* Brief *
Filter the entries and keep only the lines where the string "etwas" appears.

* Listed records *
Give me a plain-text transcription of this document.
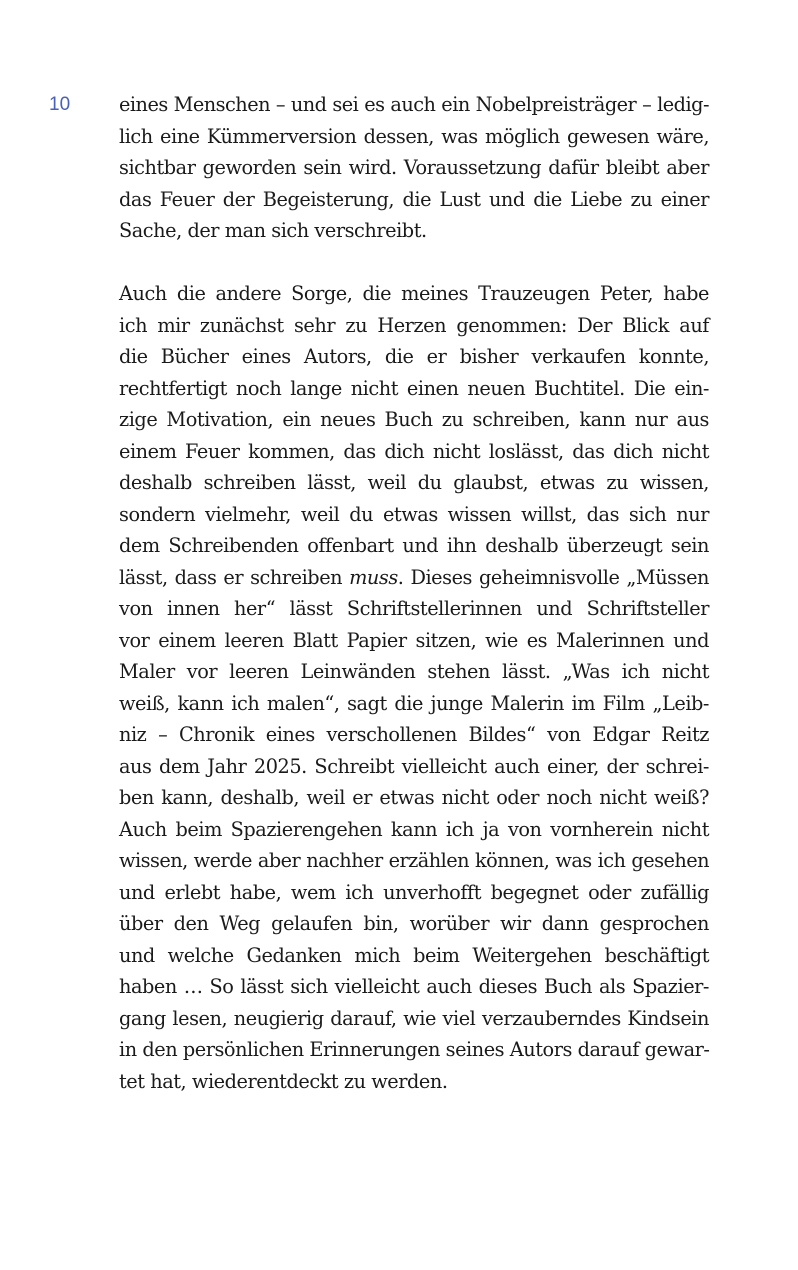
10	eines Menschen – und sei es auch ein Nobelpreisträger – ledig-
lich eine Kümmerversion dessen, was möglich gewesen wäre,
sichtbar geworden sein wird. Voraussetzung dafür bleibt aber
das Feuer der Begeisterung, die Lust und die Liebe zu einer
Sache, der man sich verschreibt.
Auch die andere Sorge, die meines Trauzeugen Peter, habe
ich mir zunächst sehr zu Herzen genommen: Der Blick auf
die Bücher eines Autors, die er bisher verkaufen konnte,
rechtfertigt noch lange nicht einen neuen Buchtitel. Die ein-
zige Motivation, ein neues Buch zu schreiben, kann nur aus
einem Feuer kommen, das dich nicht loslässt, das dich nicht
deshalb schreiben lässt, weil du glaubst, etwas zu wissen,
sondern vielmehr, weil du etwas wissen willst, das sich nur
dem Schreibenden offenbart und ihn deshalb überzeugt sein
lässt, dass er schreiben muss. Dieses geheimnisvolle „Müssen
von innen her“ lässt Schriftstellerinnen und Schriftsteller
vor einem leeren Blatt Papier sitzen, wie es Malerinnen und
Maler vor leeren Leinwänden stehen lässt. „Was ich nicht
weiß, kann ich malen“, sagt die junge Malerin im Film „Leib-
niz – Chronik eines verschollenen Bildes“ von Edgar Reitz
aus dem Jahr 2025. Schreibt vielleicht auch einer, der schrei-
ben kann, deshalb, weil er etwas nicht oder noch nicht weiß?
Auch beim Spazierengehen kann ich ja von vornherein nicht
wissen, werde aber nachher erzählen können, was ich gesehen
und erlebt habe, wem ich unverhofft begegnet oder zufällig
über den Weg gelaufen bin, worüber wir dann gesprochen
und welche Gedanken mich beim Weitergehen beschäftigt
haben … So lässt sich vielleicht auch dieses Buch als Spazier-
gang lesen, neugierig darauf, wie viel verzauberndes Kindsein
in den persönlichen Erinnerungen seines Autors darauf gewar-
tet hat, wiederentdeckt zu werden.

* Written reply *
deshalb schreiben lässt, weil du glaubst, etwas zu wissen,
sondern vielmehr, weil du etwas wissen willst, das sich nur
ben kann, deshalb, weil er etwas nicht oder noch nicht weiß?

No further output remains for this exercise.